__PROVIDED RECORDS__.
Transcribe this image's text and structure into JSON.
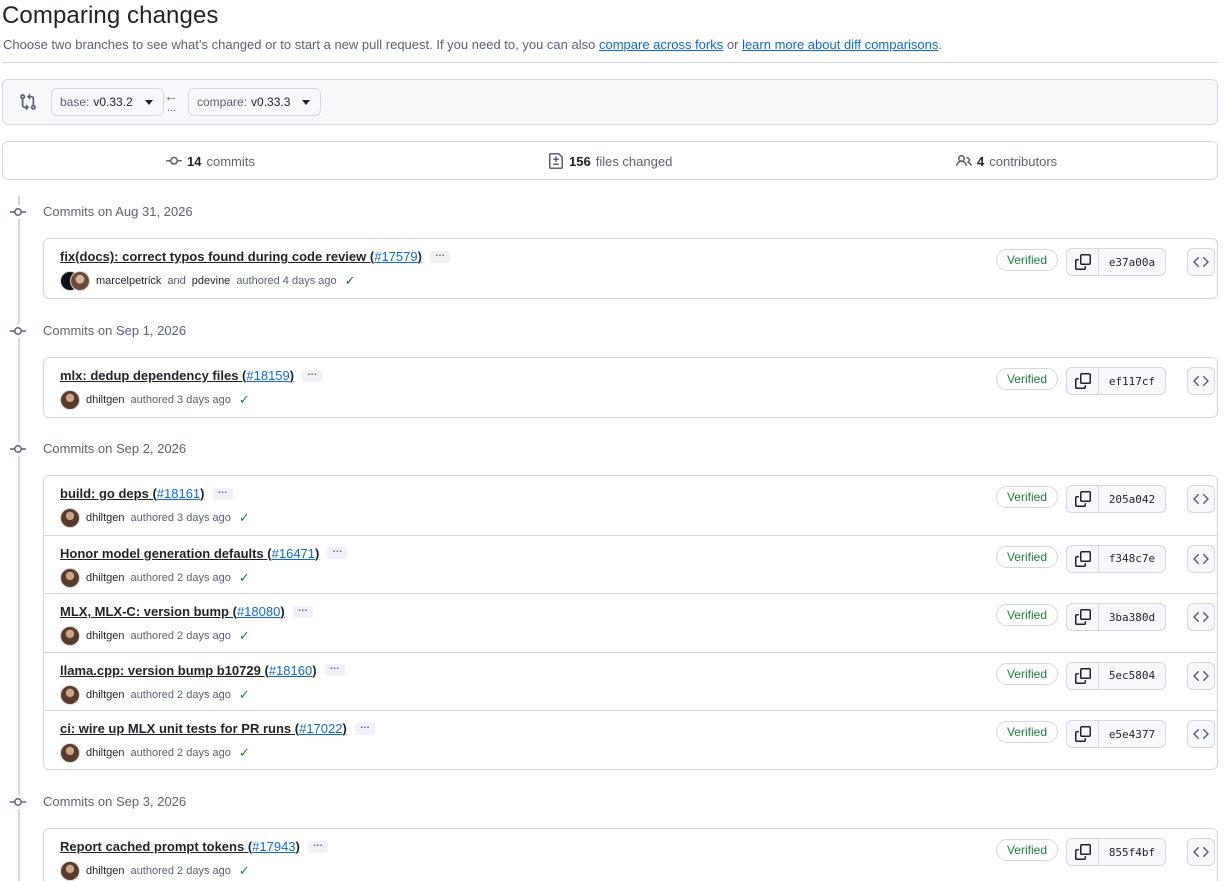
{
  "header": {
    "title": "Comparing changes",
    "subtitle_text": "Choose two branches to see what’s changed or to start a new pull request. If you need to, you can also",
    "link_forks": "compare across forks",
    "or_text": "or",
    "link_learn": "learn more about diff comparisons",
    "period": "."
  },
  "range": {
    "base_label": "base:",
    "base_value": "v0.33.2",
    "compare_label": "compare:",
    "compare_value": "v0.33.3",
    "arrow_dots": "..."
  },
  "summary": {
    "commits_count": "14",
    "commits_label": "commits",
    "files_count": "156",
    "files_label": "files changed",
    "contributors_count": "4",
    "contributors_label": "contributors"
  },
  "groups": [
    {
      "label": "Commits on Aug 31, 2026",
      "commits": [
        {
          "title": "fix(docs): correct typos found during code review",
          "pr": "#17579",
          "authors": [
            "marcelpetrick",
            "pdevine"
          ],
          "and_text": "and",
          "authored": "authored 4 days ago",
          "verified": "Verified",
          "sha": "e37a00a"
        }
      ]
    },
    {
      "label": "Commits on Sep 1, 2026",
      "commits": [
        {
          "title": "mlx: dedup dependency files",
          "pr": "#18159",
          "authors": [
            "dhiltgen"
          ],
          "authored": "authored 3 days ago",
          "verified": "Verified",
          "sha": "ef117cf"
        }
      ]
    },
    {
      "label": "Commits on Sep 2, 2026",
      "commits": [
        {
          "title": "build: go deps",
          "pr": "#18161",
          "authors": [
            "dhiltgen"
          ],
          "authored": "authored 3 days ago",
          "verified": "Verified",
          "sha": "205a042"
        },
        {
          "title": "Honor model generation defaults",
          "pr": "#16471",
          "authors": [
            "dhiltgen"
          ],
          "authored": "authored 2 days ago",
          "verified": "Verified",
          "sha": "f348c7e"
        },
        {
          "title": "MLX, MLX-C: version bump",
          "pr": "#18080",
          "authors": [
            "dhiltgen"
          ],
          "authored": "authored 2 days ago",
          "verified": "Verified",
          "sha": "3ba380d"
        },
        {
          "title": "llama.cpp: version bump b10729",
          "pr": "#18160",
          "authors": [
            "dhiltgen"
          ],
          "authored": "authored 2 days ago",
          "verified": "Verified",
          "sha": "5ec5804"
        },
        {
          "title": "ci: wire up MLX unit tests for PR runs",
          "pr": "#17022",
          "authors": [
            "dhiltgen"
          ],
          "authored": "authored 2 days ago",
          "verified": "Verified",
          "sha": "e5e4377"
        }
      ]
    },
    {
      "label": "Commits on Sep 3, 2026",
      "commits": [
        {
          "title": "Report cached prompt tokens",
          "pr": "#17943",
          "authors": [
            "dhiltgen"
          ],
          "authored": "authored 2 days ago",
          "verified": "Verified",
          "sha": "855f4bf"
        }
      ]
    }
  ],
  "colors": {
    "link": "#0969da",
    "verified": "#1a7f37",
    "border": "#d1d9e0",
    "muted": "#59636e"
  }
}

__EXERCISE GOAL__. Leave out the pictures and copy the rest of the material above exactly.

__RESULT OF THIS EXERCISE__.
Transcribe this image's text and structure into JSON.
{
  "header": {
    "title": "Comparing changes",
    "subtitle_text": "Choose two branches to see what’s changed or to start a new pull request. If you need to, you can also",
    "link_forks": "compare across forks",
    "or_text": "or",
    "link_learn": "learn more about diff comparisons",
    "period": "."
  },
  "range": {
    "base_label": "base:",
    "base_value": "v0.33.2",
    "compare_label": "compare:",
    "compare_value": "v0.33.3",
    "arrow_dots": "..."
  },
  "summary": {
    "commits_count": "14",
    "commits_label": "commits",
    "files_count": "156",
    "files_label": "files changed",
    "contributors_count": "4",
    "contributors_label": "contributors"
  },
  "groups": [
    {
      "label": "Commits on Aug 31, 2026",
      "commits": [
        {
          "title": "fix(docs): correct typos found during code review",
          "pr": "#17579",
          "authors": [
            "marcelpetrick",
            "pdevine"
          ],
          "and_text": "and",
          "authored": "authored 4 days ago",
          "verified": "Verified",
          "sha": "e37a00a"
        }
      ]
    },
    {
      "label": "Commits on Sep 1, 2026",
      "commits": [
        {
          "title": "mlx: dedup dependency files",
          "pr": "#18159",
          "authors": [
            "dhiltgen"
          ],
          "authored": "authored 3 days ago",
          "verified": "Verified",
          "sha": "ef117cf"
        }
      ]
    },
    {
      "label": "Commits on Sep 2, 2026",
      "commits": [
        {
          "title": "build: go deps",
          "pr": "#18161",
          "authors": [
            "dhiltgen"
          ],
          "authored": "authored 3 days ago",
          "verified": "Verified",
          "sha": "205a042"
        },
        {
          "title": "Honor model generation defaults",
          "pr": "#16471",
          "authors": [
            "dhiltgen"
          ],
          "authored": "authored 2 days ago",
          "verified": "Verified",
          "sha": "f348c7e"
        },
        {
          "title": "MLX, MLX-C: version bump",
          "pr": "#18080",
          "authors": [
            "dhiltgen"
          ],
          "authored": "authored 2 days ago",
          "verified": "Verified",
          "sha": "3ba380d"
        },
        {
          "title": "llama.cpp: version bump b10729",
          "pr": "#18160",
          "authors": [
            "dhiltgen"
          ],
          "authored": "authored 2 days ago",
          "verified": "Verified",
          "sha": "5ec5804"
        },
        {
          "title": "ci: wire up MLX unit tests for PR runs",
          "pr": "#17022",
          "authors": [
            "dhiltgen"
          ],
          "authored": "authored 2 days ago",
          "verified": "Verified",
          "sha": "e5e4377"
        }
      ]
    },
    {
      "label": "Commits on Sep 3, 2026",
      "commits": [
        {
          "title": "Report cached prompt tokens",
          "pr": "#17943",
          "authors": [
            "dhiltgen"
          ],
          "authored": "authored 2 days ago",
          "verified": "Verified",
          "sha": "855f4bf"
        }
      ]
    }
  ],
  "colors": {
    "link": "#0969da",
    "verified": "#1a7f37",
    "border": "#d1d9e0",
    "muted": "#59636e"
  }
}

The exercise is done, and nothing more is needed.